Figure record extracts
* * *

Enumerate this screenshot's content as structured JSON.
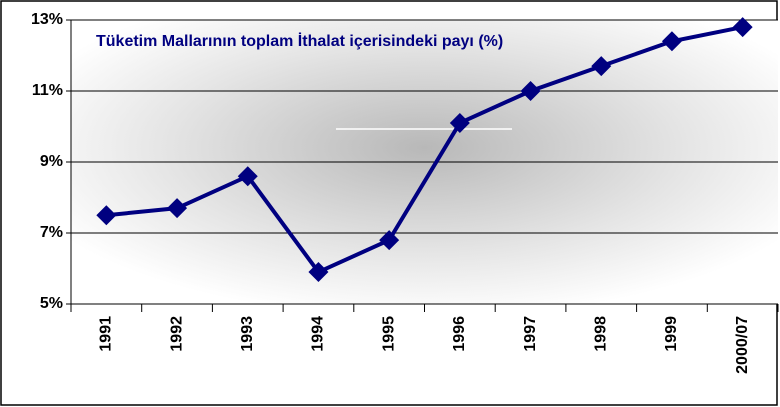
{
  "chart_data": {
    "type": "line",
    "title": "Tüketim Mallarının toplam İthalat içerisindeki payı (%)",
    "categories": [
      "1991",
      "1992",
      "1993",
      "1994",
      "1995",
      "1996",
      "1997",
      "1998",
      "1999",
      "2000/07"
    ],
    "series": [
      {
        "name": "Tüketim Mallarının toplam İthalat içerisindeki payı (%)",
        "color": "#000080",
        "values": [
          7.5,
          7.7,
          8.6,
          5.9,
          6.8,
          10.1,
          11.0,
          11.7,
          12.4,
          12.8
        ]
      }
    ],
    "ylim": [
      5,
      13
    ],
    "yticks": [
      {
        "value": 5,
        "label": "5%"
      },
      {
        "value": 7,
        "label": "7%"
      },
      {
        "value": 9,
        "label": "9%"
      },
      {
        "value": 11,
        "label": "11%"
      },
      {
        "value": 13,
        "label": "13%"
      }
    ],
    "grid": true
  }
}
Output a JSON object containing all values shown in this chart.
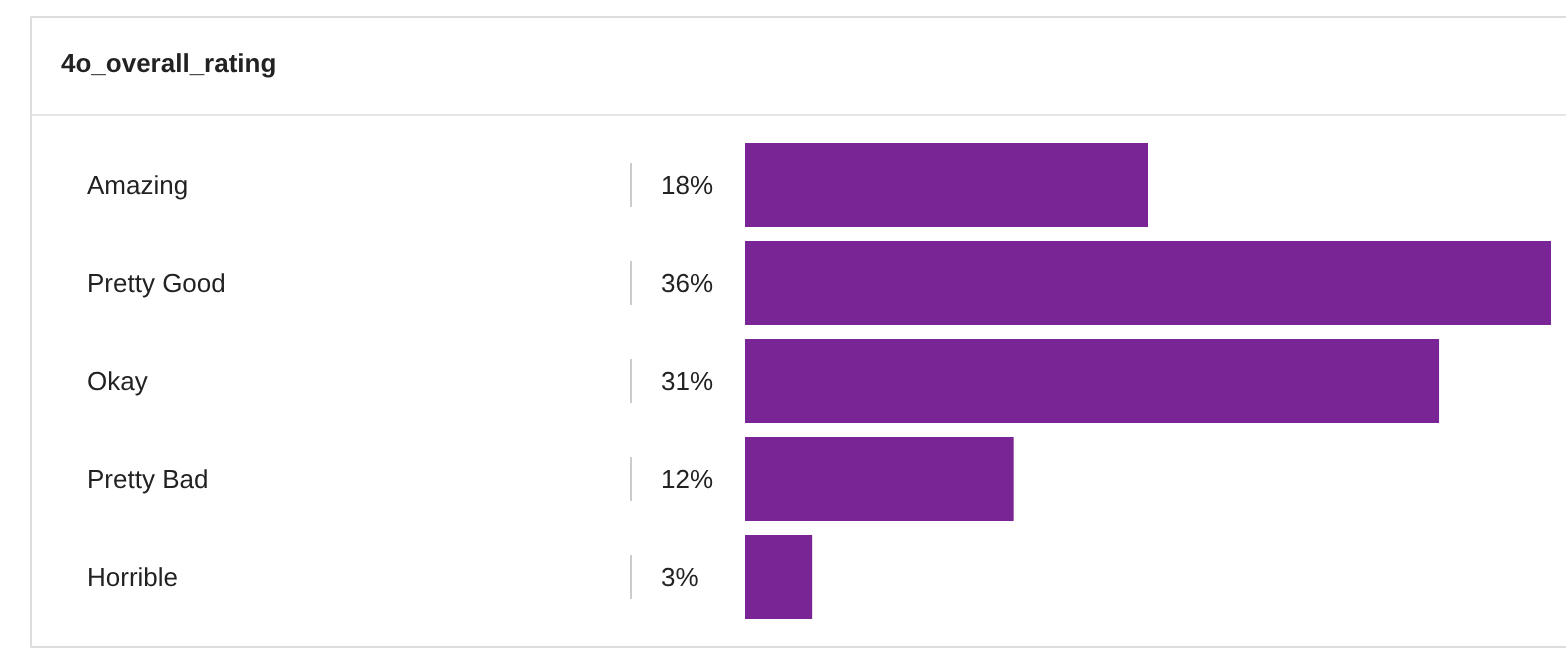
{
  "chart_data": {
    "type": "bar",
    "orientation": "horizontal",
    "title": "4o_overall_rating",
    "categories": [
      "Amazing",
      "Pretty Good",
      "Okay",
      "Pretty Bad",
      "Horrible"
    ],
    "values": [
      18,
      36,
      31,
      12,
      3
    ],
    "value_labels": [
      "18%",
      "36%",
      "31%",
      "12%",
      "3%"
    ],
    "color": "#7a2595",
    "grid": false
  }
}
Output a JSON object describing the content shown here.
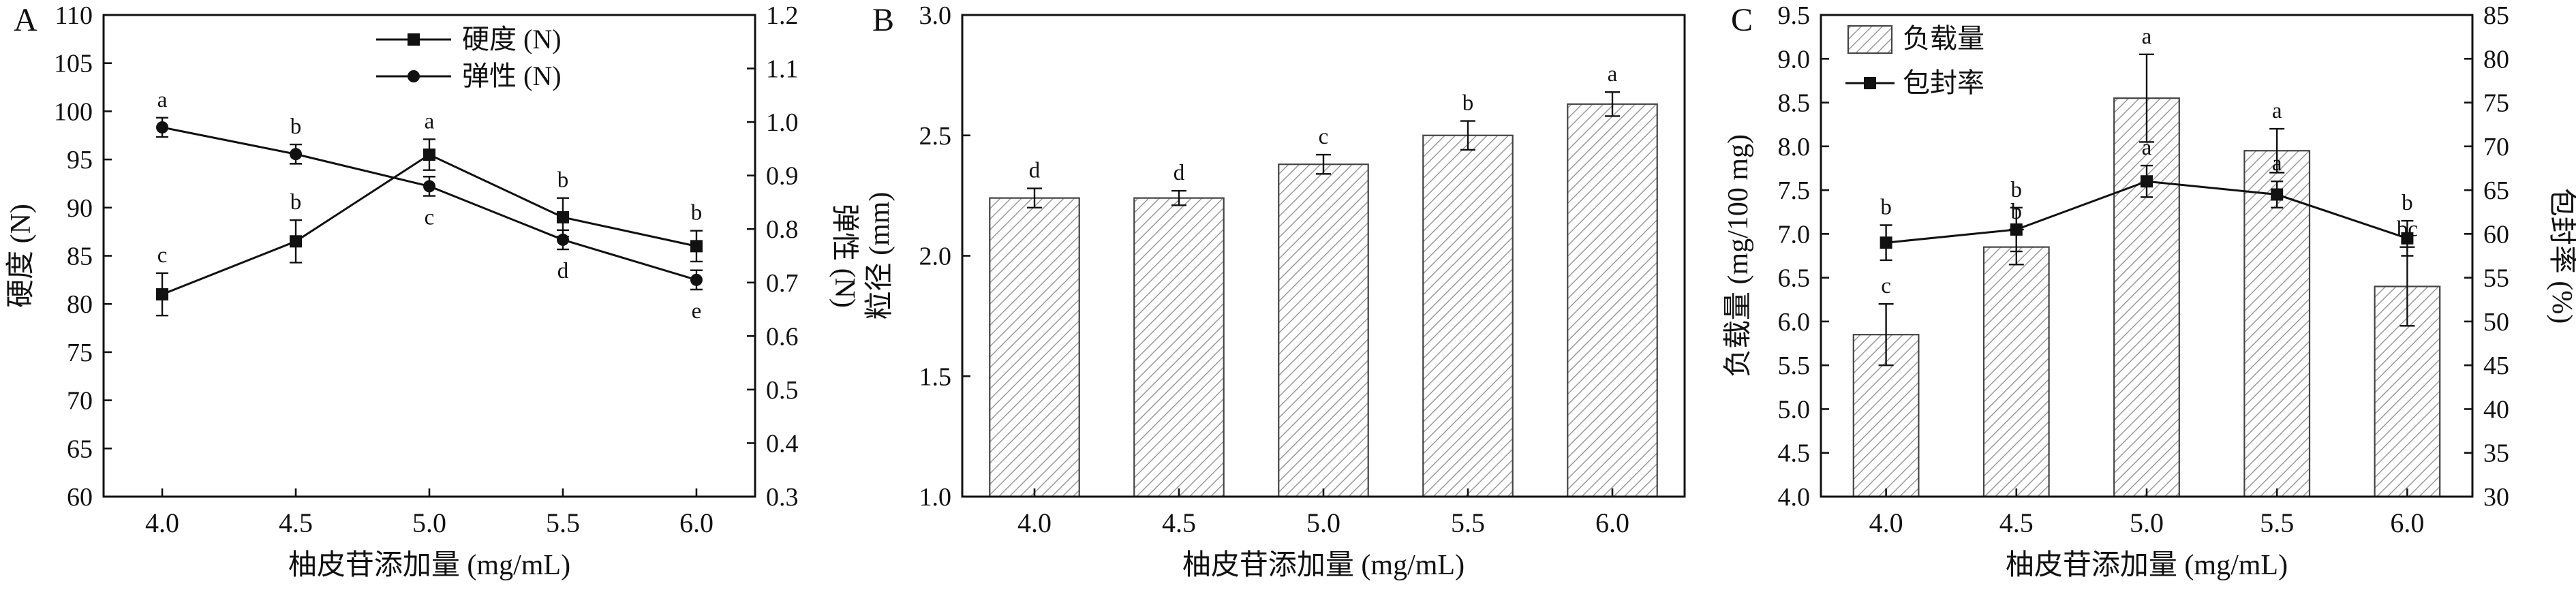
{
  "colors": {
    "ink": "#111111",
    "hatch": "#9a9a9a",
    "bar_border": "#444444",
    "background": "#ffffff"
  },
  "chart_data": [
    {
      "letter": "A",
      "type": "line",
      "x": [
        "4.0",
        "4.5",
        "5.0",
        "5.5",
        "6.0"
      ],
      "xlabel": "柚皮苷添加量 (mg/mL)",
      "left_axis": {
        "label": "硬度 (N)",
        "min": 60,
        "max": 110,
        "step": 5,
        "decimals": 0
      },
      "right_axis": {
        "label": "弹性 (N)",
        "min": 0.3,
        "max": 1.2,
        "step": 0.1,
        "decimals": 1
      },
      "legend_position": "top-inside",
      "grid": false,
      "series": [
        {
          "name": "硬度 (N)",
          "axis": "left",
          "marker": "square",
          "values": [
            81,
            86.5,
            95.5,
            89,
            86
          ],
          "errors": [
            2.2,
            2.2,
            1.6,
            2.0,
            1.6
          ],
          "sig_labels": [
            "c",
            "b",
            "a",
            "b",
            "b"
          ],
          "label_pos": [
            "above",
            "above",
            "above",
            "above",
            "above"
          ]
        },
        {
          "name": "弹性 (N)",
          "axis": "right",
          "marker": "circle",
          "values": [
            0.99,
            0.94,
            0.88,
            0.78,
            0.705
          ],
          "errors": [
            0.018,
            0.018,
            0.018,
            0.018,
            0.018
          ],
          "sig_labels": [
            "a",
            "b",
            "c",
            "d",
            "e"
          ],
          "label_pos": [
            "above",
            "above",
            "below",
            "below",
            "below"
          ]
        }
      ]
    },
    {
      "letter": "B",
      "type": "bar",
      "categories": [
        "4.0",
        "4.5",
        "5.0",
        "5.5",
        "6.0"
      ],
      "xlabel": "柚皮苷添加量 (mg/mL)",
      "ylabel": "粒径 (mm)",
      "y_axis": {
        "min": 1.0,
        "max": 3.0,
        "step": 0.5,
        "decimals": 1
      },
      "values": [
        2.24,
        2.24,
        2.38,
        2.5,
        2.63
      ],
      "errors": [
        0.04,
        0.03,
        0.04,
        0.06,
        0.05
      ],
      "sig_labels": [
        "d",
        "d",
        "c",
        "b",
        "a"
      ],
      "grid": false
    },
    {
      "letter": "C",
      "type": "bar-line",
      "categories": [
        "4.0",
        "4.5",
        "5.0",
        "5.5",
        "6.0"
      ],
      "xlabel": "柚皮苷添加量 (mg/mL)",
      "left_axis": {
        "label": "负载量 (mg/100 mg)",
        "min": 4.0,
        "max": 9.5,
        "step": 0.5,
        "decimals": 1
      },
      "right_axis": {
        "label": "包封率 (%)",
        "min": 30,
        "max": 85,
        "step": 5,
        "decimals": 0
      },
      "legend_position": "top-left-inside",
      "grid": false,
      "bar_series": {
        "name": "负载量",
        "axis": "left",
        "values": [
          5.85,
          6.85,
          8.55,
          7.95,
          6.4
        ],
        "errors": [
          0.35,
          0.2,
          0.5,
          0.25,
          0.45
        ],
        "sig_labels": [
          "c",
          "b",
          "a",
          "a",
          "bc"
        ]
      },
      "line_series": {
        "name": "包封率",
        "axis": "right",
        "marker": "square",
        "values": [
          59,
          60.5,
          66,
          64.5,
          59.5
        ],
        "errors": [
          2,
          2.5,
          1.8,
          1.5,
          2
        ],
        "sig_labels": [
          "b",
          "b",
          "a",
          "a",
          "b"
        ]
      }
    }
  ]
}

* * *

Short exercise:
All of the data needs repeating exactly, but the pictures do not.

Worked solution:
Enumerate this screenshot's content as structured JSON.
{
  "chart_data": {
    "type": "line",
    "title": "Tüketim Mallarının toplam İthalat içerisindeki payı (%)",
    "categories": [
      "1991",
      "1992",
      "1993",
      "1994",
      "1995",
      "1996",
      "1997",
      "1998",
      "1999",
      "2000/07"
    ],
    "series": [
      {
        "name": "Tüketim Mallarının toplam İthalat içerisindeki payı (%)",
        "color": "#000080",
        "values": [
          7.5,
          7.7,
          8.6,
          5.9,
          6.8,
          10.1,
          11.0,
          11.7,
          12.4,
          12.8
        ]
      }
    ],
    "ylim": [
      5,
      13
    ],
    "yticks": [
      {
        "value": 5,
        "label": "5%"
      },
      {
        "value": 7,
        "label": "7%"
      },
      {
        "value": 9,
        "label": "9%"
      },
      {
        "value": 11,
        "label": "11%"
      },
      {
        "value": 13,
        "label": "13%"
      }
    ],
    "grid": true
  }
}
Output a JSON object containing all values shown in this chart.
{
  "chart_data": {
    "type": "bar",
    "orientation": "horizontal",
    "title": "4o_overall_rating",
    "categories": [
      "Amazing",
      "Pretty Good",
      "Okay",
      "Pretty Bad",
      "Horrible"
    ],
    "values": [
      18,
      36,
      31,
      12,
      3
    ],
    "value_labels": [
      "18%",
      "36%",
      "31%",
      "12%",
      "3%"
    ],
    "color": "#7a2595",
    "grid": false
  }
}
Output a JSON object describing the content shown here.
{
  "colors": {
    "ink": "#111111",
    "hatch": "#9a9a9a",
    "bar_border": "#444444",
    "background": "#ffffff"
  },
  "chart_data": [
    {
      "letter": "A",
      "type": "line",
      "x": [
        "4.0",
        "4.5",
        "5.0",
        "5.5",
        "6.0"
      ],
      "xlabel": "柚皮苷添加量 (mg/mL)",
      "left_axis": {
        "label": "硬度 (N)",
        "min": 60,
        "max": 110,
        "step": 5,
        "decimals": 0
      },
      "right_axis": {
        "label": "弹性 (N)",
        "min": 0.3,
        "max": 1.2,
        "step": 0.1,
        "decimals": 1
      },
      "legend_position": "top-inside",
      "grid": false,
      "series": [
        {
          "name": "硬度 (N)",
          "axis": "left",
          "marker": "square",
          "values": [
            81,
            86.5,
            95.5,
            89,
            86
          ],
          "errors": [
            2.2,
            2.2,
            1.6,
            2.0,
            1.6
          ],
          "sig_labels": [
            "c",
            "b",
            "a",
            "b",
            "b"
          ],
          "label_pos": [
            "above",
            "above",
            "above",
            "above",
            "above"
          ]
        },
        {
          "name": "弹性 (N)",
          "axis": "right",
          "marker": "circle",
          "values": [
            0.99,
            0.94,
            0.88,
            0.78,
            0.705
          ],
          "errors": [
            0.018,
            0.018,
            0.018,
            0.018,
            0.018
          ],
          "sig_labels": [
            "a",
            "b",
            "c",
            "d",
            "e"
          ],
          "label_pos": [
            "above",
            "above",
            "below",
            "below",
            "below"
          ]
        }
      ]
    },
    {
      "letter": "B",
      "type": "bar",
      "categories": [
        "4.0",
        "4.5",
        "5.0",
        "5.5",
        "6.0"
      ],
      "xlabel": "柚皮苷添加量 (mg/mL)",
      "ylabel": "粒径 (mm)",
      "y_axis": {
        "min": 1.0,
        "max": 3.0,
        "step": 0.5,
        "decimals": 1
      },
      "values": [
        2.24,
        2.24,
        2.38,
        2.5,
        2.63
      ],
      "errors": [
        0.04,
        0.03,
        0.04,
        0.06,
        0.05
      ],
      "sig_labels": [
        "d",
        "d",
        "c",
        "b",
        "a"
      ],
      "grid": false
    },
    {
      "letter": "C",
      "type": "bar-line",
      "categories": [
        "4.0",
        "4.5",
        "5.0",
        "5.5",
        "6.0"
      ],
      "xlabel": "柚皮苷添加量 (mg/mL)",
      "left_axis": {
        "label": "负载量 (mg/100 mg)",
        "min": 4.0,
        "max": 9.5,
        "step": 0.5,
        "decimals": 1
      },
      "right_axis": {
        "label": "包封率 (%)",
        "min": 30,
        "max": 85,
        "step": 5,
        "decimals": 0
      },
      "legend_position": "top-left-inside",
      "grid": false,
      "bar_series": {
        "name": "负载量",
        "axis": "left",
        "values": [
          5.85,
          6.85,
          8.55,
          7.95,
          6.4
        ],
        "errors": [
          0.35,
          0.2,
          0.5,
          0.25,
          0.45
        ],
        "sig_labels": [
          "c",
          "b",
          "a",
          "a",
          "bc"
        ]
      },
      "line_series": {
        "name": "包封率",
        "axis": "right",
        "marker": "square",
        "values": [
          59,
          60.5,
          66,
          64.5,
          59.5
        ],
        "errors": [
          2,
          2.5,
          1.8,
          1.5,
          2
        ],
        "sig_labels": [
          "b",
          "b",
          "a",
          "a",
          "b"
        ]
      }
    }
  ]
}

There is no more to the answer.